- **STATED GOAL**
Reproduce every record exactly as it appears, but not the pictures.

## begin

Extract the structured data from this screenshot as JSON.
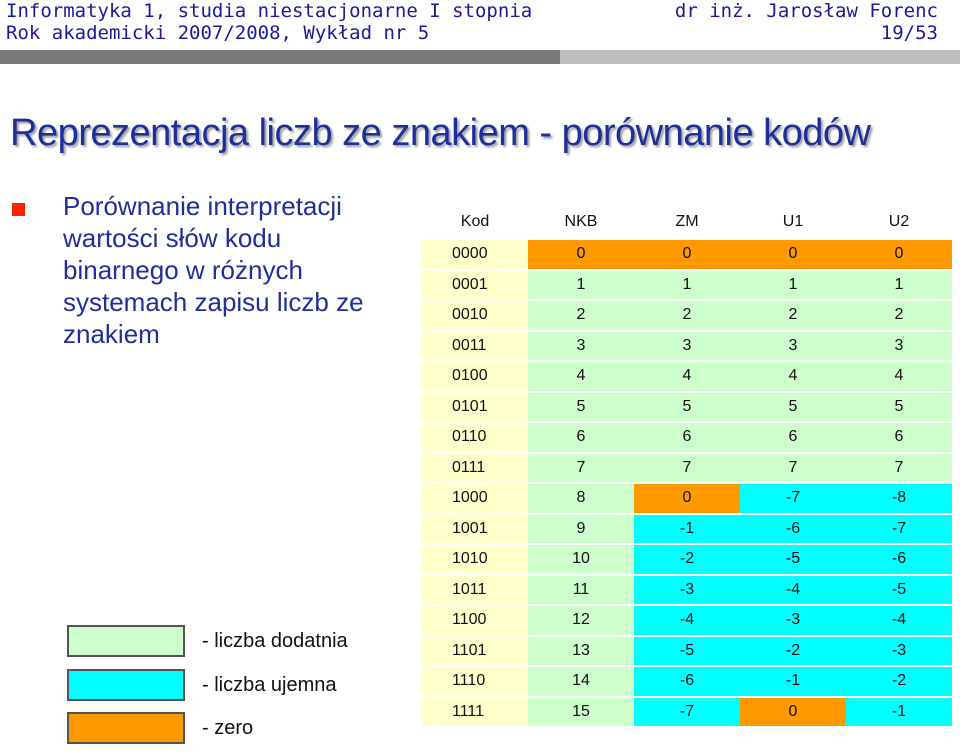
{
  "header": {
    "course": "Informatyka 1, studia niestacjonarne I stopnia",
    "lecture": "Rok akademicki 2007/2008, Wykład nr 5",
    "author": "dr inż. Jarosław Forenc",
    "page": "19/53"
  },
  "slide": {
    "title": "Reprezentacja liczb ze znakiem - porównanie kodów",
    "bullet": "Porównanie interpretacji wartości słów kodu binarnego w różnych systemach zapisu liczb ze znakiem"
  },
  "legend": [
    {
      "color": "#ccffcc",
      "label": "- liczba dodatnia"
    },
    {
      "color": "#00ffff",
      "label": "- liczba ujemna"
    },
    {
      "color": "#ff9900",
      "label": "- zero"
    }
  ],
  "colors": {
    "positive": "#ccffcc",
    "negative": "#00ffff",
    "zero": "#ff9900",
    "code": "#ffffcc",
    "title": "#1f2f9a"
  },
  "table": {
    "headers": [
      "Kod",
      "NKB",
      "ZM",
      "U1",
      "U2"
    ],
    "rows": [
      [
        "0000",
        "0",
        "0",
        "0",
        "0"
      ],
      [
        "0001",
        "1",
        "1",
        "1",
        "1"
      ],
      [
        "0010",
        "2",
        "2",
        "2",
        "2"
      ],
      [
        "0011",
        "3",
        "3",
        "3",
        "3"
      ],
      [
        "0100",
        "4",
        "4",
        "4",
        "4"
      ],
      [
        "0101",
        "5",
        "5",
        "5",
        "5"
      ],
      [
        "0110",
        "6",
        "6",
        "6",
        "6"
      ],
      [
        "0111",
        "7",
        "7",
        "7",
        "7"
      ],
      [
        "1000",
        "8",
        "0",
        "-7",
        "-8"
      ],
      [
        "1001",
        "9",
        "-1",
        "-6",
        "-7"
      ],
      [
        "1010",
        "10",
        "-2",
        "-5",
        "-6"
      ],
      [
        "1011",
        "11",
        "-3",
        "-4",
        "-5"
      ],
      [
        "1100",
        "12",
        "-4",
        "-3",
        "-4"
      ],
      [
        "1101",
        "13",
        "-5",
        "-2",
        "-3"
      ],
      [
        "1110",
        "14",
        "-6",
        "-1",
        "-2"
      ],
      [
        "1111",
        "15",
        "-7",
        "0",
        "-1"
      ]
    ]
  }
}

## end

- **RESPONSE TO THIS TASK**
Extract the structured data from this screenshot as JSON.
{
  "header": {
    "course": "Informatyka 1, studia niestacjonarne I stopnia",
    "lecture": "Rok akademicki 2007/2008, Wykład nr 5",
    "author": "dr inż. Jarosław Forenc",
    "page": "19/53"
  },
  "slide": {
    "title": "Reprezentacja liczb ze znakiem - porównanie kodów",
    "bullet": "Porównanie interpretacji wartości słów kodu binarnego w różnych systemach zapisu liczb ze znakiem"
  },
  "legend": [
    {
      "color": "#ccffcc",
      "label": "- liczba dodatnia"
    },
    {
      "color": "#00ffff",
      "label": "- liczba ujemna"
    },
    {
      "color": "#ff9900",
      "label": "- zero"
    }
  ],
  "colors": {
    "positive": "#ccffcc",
    "negative": "#00ffff",
    "zero": "#ff9900",
    "code": "#ffffcc",
    "title": "#1f2f9a"
  },
  "table": {
    "headers": [
      "Kod",
      "NKB",
      "ZM",
      "U1",
      "U2"
    ],
    "rows": [
      [
        "0000",
        "0",
        "0",
        "0",
        "0"
      ],
      [
        "0001",
        "1",
        "1",
        "1",
        "1"
      ],
      [
        "0010",
        "2",
        "2",
        "2",
        "2"
      ],
      [
        "0011",
        "3",
        "3",
        "3",
        "3"
      ],
      [
        "0100",
        "4",
        "4",
        "4",
        "4"
      ],
      [
        "0101",
        "5",
        "5",
        "5",
        "5"
      ],
      [
        "0110",
        "6",
        "6",
        "6",
        "6"
      ],
      [
        "0111",
        "7",
        "7",
        "7",
        "7"
      ],
      [
        "1000",
        "8",
        "0",
        "-7",
        "-8"
      ],
      [
        "1001",
        "9",
        "-1",
        "-6",
        "-7"
      ],
      [
        "1010",
        "10",
        "-2",
        "-5",
        "-6"
      ],
      [
        "1011",
        "11",
        "-3",
        "-4",
        "-5"
      ],
      [
        "1100",
        "12",
        "-4",
        "-3",
        "-4"
      ],
      [
        "1101",
        "13",
        "-5",
        "-2",
        "-3"
      ],
      [
        "1110",
        "14",
        "-6",
        "-1",
        "-2"
      ],
      [
        "1111",
        "15",
        "-7",
        "0",
        "-1"
      ]
    ]
  }
}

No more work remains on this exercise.